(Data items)
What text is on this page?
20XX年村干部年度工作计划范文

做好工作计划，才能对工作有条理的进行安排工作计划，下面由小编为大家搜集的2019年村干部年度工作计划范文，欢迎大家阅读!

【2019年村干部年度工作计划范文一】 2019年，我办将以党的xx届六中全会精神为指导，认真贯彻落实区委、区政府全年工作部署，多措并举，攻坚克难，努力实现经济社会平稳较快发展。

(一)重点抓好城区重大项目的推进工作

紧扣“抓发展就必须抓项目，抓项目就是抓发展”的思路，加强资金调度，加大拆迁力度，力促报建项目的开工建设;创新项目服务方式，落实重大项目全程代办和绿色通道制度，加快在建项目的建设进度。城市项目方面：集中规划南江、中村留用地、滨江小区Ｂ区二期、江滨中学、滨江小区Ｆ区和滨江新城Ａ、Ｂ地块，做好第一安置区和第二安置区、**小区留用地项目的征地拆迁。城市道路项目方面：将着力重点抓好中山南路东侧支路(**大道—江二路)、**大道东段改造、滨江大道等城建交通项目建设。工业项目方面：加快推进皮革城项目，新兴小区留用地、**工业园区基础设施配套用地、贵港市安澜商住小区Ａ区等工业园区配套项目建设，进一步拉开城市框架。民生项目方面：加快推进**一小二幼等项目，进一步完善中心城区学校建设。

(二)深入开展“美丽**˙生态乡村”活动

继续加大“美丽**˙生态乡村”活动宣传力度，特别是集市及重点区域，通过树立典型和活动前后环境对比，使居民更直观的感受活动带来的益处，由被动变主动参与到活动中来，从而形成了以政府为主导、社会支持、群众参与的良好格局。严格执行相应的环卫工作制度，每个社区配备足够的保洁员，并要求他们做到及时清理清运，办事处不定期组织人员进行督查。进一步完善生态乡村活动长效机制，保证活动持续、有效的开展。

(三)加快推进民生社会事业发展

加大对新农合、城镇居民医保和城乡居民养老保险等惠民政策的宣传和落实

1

-- Written instruction --
Nothing should be left out: repeat all of the data exactly.

-- Written response --
What text is on this page?
20XX年村干部年度工作计划范文

做好工作计划，才能对工作有条理的进行安排工作计划，下面由小编为大家搜集的2019年村干部年度工作计划范文，欢迎大家阅读!

【2019年村干部年度工作计划范文一】 2019年，我办将以党的xx届六中全会精神为指导，认真贯彻落实区委、区政府全年工作部署，多措并举，攻坚克难，努力实现经济社会平稳较快发展。

(一)重点抓好城区重大项目的推进工作

紧扣“抓发展就必须抓项目，抓项目就是抓发展”的思路，加强资金调度，加大拆迁力度，力促报建项目的开工建设;创新项目服务方式，落实重大项目全程代办和绿色通道制度，加快在建项目的建设进度。城市项目方面：集中规划南江、中村留用地、滨江小区Ｂ区二期、江滨中学、滨江小区Ｆ区和滨江新城Ａ、Ｂ地块，做好第一安置区和第二安置区、**小区留用地项目的征地拆迁。城市道路项目方面：将着力重点抓好中山南路东侧支路(**大道—江二路)、**大道东段改造、滨江大道等城建交通项目建设。工业项目方面：加快推进皮革城项目，新兴小区留用地、**工业园区基础设施配套用地、贵港市安澜商住小区Ａ区等工业园区配套项目建设，进一步拉开城市框架。民生项目方面：加快推进**一小二幼等项目，进一步完善中心城区学校建设。

(二)深入开展“美丽**˙生态乡村”活动

继续加大“美丽**˙生态乡村”活动宣传力度，特别是集市及重点区域，通过树立典型和活动前后环境对比，使居民更直观的感受活动带来的益处，由被动变主动参与到活动中来，从而形成了以政府为主导、社会支持、群众参与的良好格局。严格执行相应的环卫工作制度，每个社区配备足够的保洁员，并要求他们做到及时清理清运，办事处不定期组织人员进行督查。进一步完善生态乡村活动长效机制，保证活动持续、有效的开展。

(三)加快推进民生社会事业发展

加大对新农合、城镇居民医保和城乡居民养老保险等惠民政策的宣传和落实

1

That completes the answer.